◆ **Excerpt provided**:
A nonlinear vibration system behaviors always periodically; however, sometimes a vibrating structure, e.g. an empty oil tank, will be collapsed suddenly. This can be explained as a kind of rogue waves. This paper gives a general approach to search for rational breather waves to nonlinear equations including nonlinear vibration systems and dispersive wave systems. A breather type of rogue wave solution which contains two peaks whose amplitudes are two to three times higher than its surrounding waves and generally forms in a short time is constructed. Moreover, by using three-wave method, new breather-type multisolitary coherent structures are presented, the fusion interactions of localized structures are discussed and graphically investigated, showing some novel features and interesting behaviors.

Keywords

Vibration system breather wave rogue wave fusion

Introduction

Nonlinear vibration systems generally are characterized by instable response, chaos, bifurcation phenomena, and other relatively complex behaviors of vibration, and it occurs everywhere, almost all research focuses on the periodic property; however, there are some interesting phenomena which cannot be explained by periodic solutions. For example, a thin nanofiber membrane^1–5 under some perturbation will change its shape to a strange form, Yu et al.¹ explained that the surface motion will be blocked. An empty oil tank vibrates in a small amplitude, but suddenly it will be collapsed, crimped fibers are obtained by vibration of axially moving jets.⁶ All these phenomena can be explained by the rogue wave.^7,8 Dan et al.⁹ applied Hall–Petch effect or the geometrical potential theory^10–12 to stabilize bubble walls so that bubbles can be enlarged during the spinning process. To investigate wave propagation processes for nonlinear problems, some effective methods have been proposed.^13–20

Recently, Zh et al.²¹ introduced a homoclinic breather limit method (HBLM) to seek wave solutions to nonlinear evolution equations

P (u, u_{t}, u_{x}, u_{y}, \dots) = 0

By using Painlevé analysis, and a transformation

u = T (f)

◆ **Task instructions**:
a) According to the excerpt on rogue waves, how much higher than the surrounding waves are the amplitudes of the two peaks in the breather-type rogue wave solution?
b) Repeat part of the excerpt on rogue waves word for word, starting at "A nonlinear vibration" and ending at "and interesting behaviors.".
c) Which researchers does the excerpt on rogue waves cite by name with "et al."?
The data after this point isn't needed.

◆ **Extracted records**:

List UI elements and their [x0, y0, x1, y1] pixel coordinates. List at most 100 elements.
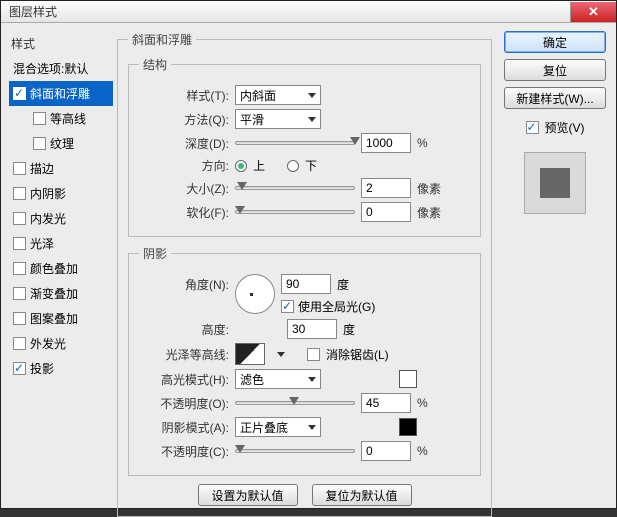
angle-wheel[interactable] [235, 274, 275, 314]
shadow-mode-dropdown[interactable]: 正片叠底 [235, 417, 321, 437]
shadow-opacity-slider[interactable] [235, 448, 355, 454]
angle-label: 角度(N): [139, 274, 229, 293]
titlebar: 图层样式 ✕ [1, 1, 616, 23]
sidebar-item-9[interactable]: 图案叠加 [9, 306, 113, 331]
chevron-down-icon[interactable] [277, 352, 285, 357]
sidebar-item-label: 外发光 [30, 335, 66, 352]
depth-slider[interactable] [235, 140, 355, 146]
sidebar-item-0[interactable]: 斜面和浮雕 [9, 81, 113, 106]
antialias-checkbox[interactable] [307, 348, 320, 361]
altitude-unit: 度 [343, 321, 355, 338]
depth-input[interactable] [361, 133, 411, 153]
sidebar-item-label: 渐变叠加 [30, 285, 78, 302]
sidebar-item-label: 纹理 [50, 135, 74, 152]
chevron-down-icon [308, 93, 316, 98]
sidebar-item-4[interactable]: 内阴影 [9, 181, 113, 206]
soften-input[interactable] [361, 202, 411, 222]
global-light-checkbox[interactable] [281, 300, 294, 313]
close-button[interactable]: ✕ [570, 2, 616, 22]
sidebar-header: 样式 [11, 35, 111, 52]
antialias-label: 消除锯齿(L) [326, 346, 389, 363]
sidebar-item-checkbox[interactable] [13, 87, 26, 100]
direction-up-radio[interactable] [235, 160, 247, 172]
sidebar-item-checkbox[interactable] [13, 312, 26, 325]
structure-legend: 结构 [139, 56, 171, 73]
sidebar-item-5[interactable]: 内发光 [9, 206, 113, 231]
sidebar-blending-options[interactable]: 混合选项:默认 [9, 56, 113, 81]
altitude-label: 高度: [139, 321, 229, 338]
preview-label: 预览(V) [545, 119, 585, 136]
preview-box [524, 152, 586, 214]
sidebar-item-checkbox[interactable] [13, 287, 26, 300]
sidebar-item-10[interactable]: 外发光 [9, 331, 113, 356]
angle-unit: 度 [337, 276, 349, 293]
size-unit: 像素 [417, 180, 447, 197]
sidebar-item-checkbox[interactable] [13, 212, 26, 225]
sidebar-item-checkbox[interactable] [33, 137, 46, 150]
sidebar-item-checkbox[interactable] [33, 112, 46, 125]
sidebar-item-11[interactable]: 投影 [9, 356, 113, 381]
sidebar-item-checkbox[interactable] [13, 337, 26, 350]
highlight-opacity-slider[interactable] [235, 400, 355, 406]
shadow-opacity-unit: % [417, 444, 447, 458]
altitude-input[interactable] [287, 319, 337, 339]
chevron-down-icon [308, 117, 316, 122]
shadow-mode-label: 阴影模式(A): [139, 419, 229, 436]
window-title: 图层样式 [1, 3, 57, 20]
sidebar-item-2[interactable]: 纹理 [9, 131, 113, 156]
sidebar-item-3[interactable]: 描边 [9, 156, 113, 181]
highlight-opacity-unit: % [417, 396, 447, 410]
sidebar-item-checkbox[interactable] [13, 362, 26, 375]
make-default-button[interactable]: 设置为默认值 [198, 484, 298, 506]
sidebar-item-6[interactable]: 光泽 [9, 231, 113, 256]
sidebar-item-label: 描边 [30, 160, 54, 177]
preview-checkbox[interactable] [526, 121, 539, 134]
sidebar-item-checkbox[interactable] [13, 262, 26, 275]
technique-label: 方法(Q): [139, 111, 229, 128]
sidebar-item-label: 图案叠加 [30, 310, 78, 327]
angle-input[interactable] [281, 274, 331, 294]
direction-up-label: 上 [253, 157, 265, 174]
bevel-emboss-group: 斜面和浮雕 结构 样式(T): 内斜面 方法(Q): 平滑 [117, 31, 492, 517]
styles-sidebar: 样式 混合选项:默认 斜面和浮雕等高线纹理描边内阴影内发光光泽颜色叠加渐变叠加图… [1, 23, 113, 508]
size-label: 大小(Z): [139, 180, 229, 197]
new-style-button[interactable]: 新建样式(W)... [504, 87, 606, 109]
sidebar-item-7[interactable]: 颜色叠加 [9, 256, 113, 281]
sidebar-item-label: 内阴影 [30, 185, 66, 202]
direction-down-label: 下 [305, 157, 317, 174]
sidebar-item-checkbox[interactable] [13, 237, 26, 250]
sidebar-item-8[interactable]: 渐变叠加 [9, 281, 113, 306]
sidebar-item-checkbox[interactable] [13, 162, 26, 175]
layer-style-dialog: 图层样式 ✕ 样式 混合选项:默认 斜面和浮雕等高线纹理描边内阴影内发光光泽颜色… [0, 0, 617, 509]
sidebar-item-label: 内发光 [30, 210, 66, 227]
sidebar-item-label: 光泽 [30, 235, 54, 252]
structure-group: 结构 样式(T): 内斜面 方法(Q): 平滑 深度 [128, 56, 481, 237]
reset-default-button[interactable]: 复位为默认值 [312, 484, 412, 506]
highlight-mode-label: 高光模式(H): [139, 371, 229, 388]
shading-group: 阴影 角度(N): 度 使用全局光(G) [128, 245, 481, 476]
highlight-opacity-input[interactable] [361, 393, 411, 413]
ok-button[interactable]: 确定 [504, 31, 606, 53]
gloss-contour-picker[interactable] [235, 343, 265, 365]
highlight-opacity-label: 不透明度(O): [139, 395, 229, 412]
chevron-down-icon [308, 377, 316, 382]
size-slider[interactable] [235, 185, 355, 191]
chevron-down-icon [308, 425, 316, 430]
soften-label: 软化(F): [139, 204, 229, 221]
technique-dropdown[interactable]: 平滑 [235, 109, 321, 129]
sidebar-item-checkbox[interactable] [13, 187, 26, 200]
size-input[interactable] [361, 178, 411, 198]
highlight-mode-dropdown[interactable]: 滤色 [235, 369, 321, 389]
global-light-label: 使用全局光(G) [298, 298, 375, 315]
shadow-opacity-input[interactable] [361, 441, 411, 461]
soften-slider[interactable] [235, 209, 355, 215]
shading-legend: 阴影 [139, 245, 171, 262]
cancel-button[interactable]: 复位 [504, 59, 606, 81]
shadow-opacity-label: 不透明度(C): [139, 443, 229, 460]
direction-down-radio[interactable] [287, 160, 299, 172]
sidebar-item-label: 颜色叠加 [30, 260, 78, 277]
highlight-color-swatch[interactable] [399, 370, 417, 388]
shadow-color-swatch[interactable] [399, 418, 417, 436]
style-dropdown[interactable]: 内斜面 [235, 85, 321, 105]
sidebar-item-1[interactable]: 等高线 [9, 106, 113, 131]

◆ **Worked answers**:
a) Two to three times higher.

b)
A nonlinear vibration system behaviors always periodically; however, sometimes a vibrating structure, e.g. an empty oil tank, will be collapsed suddenly. This can be explained as a kind of rogue waves. This paper gives a general approach to search for rational breather waves to nonlinear equations including nonlinear vibration systems and dispersive wave systems. A breather type of rogue wave solution which contains two peaks whose amplitudes are two to three times higher than its surrounding waves and generally forms in a short time is constructed. Moreover, by using three-wave method, new breather-type multisolitary coherent structures are presented, the fusion interactions of localized structures are discussed and graphically investigated, showing some novel features and interesting behaviors.

c) Yu et al., Dan et al., Zh et al.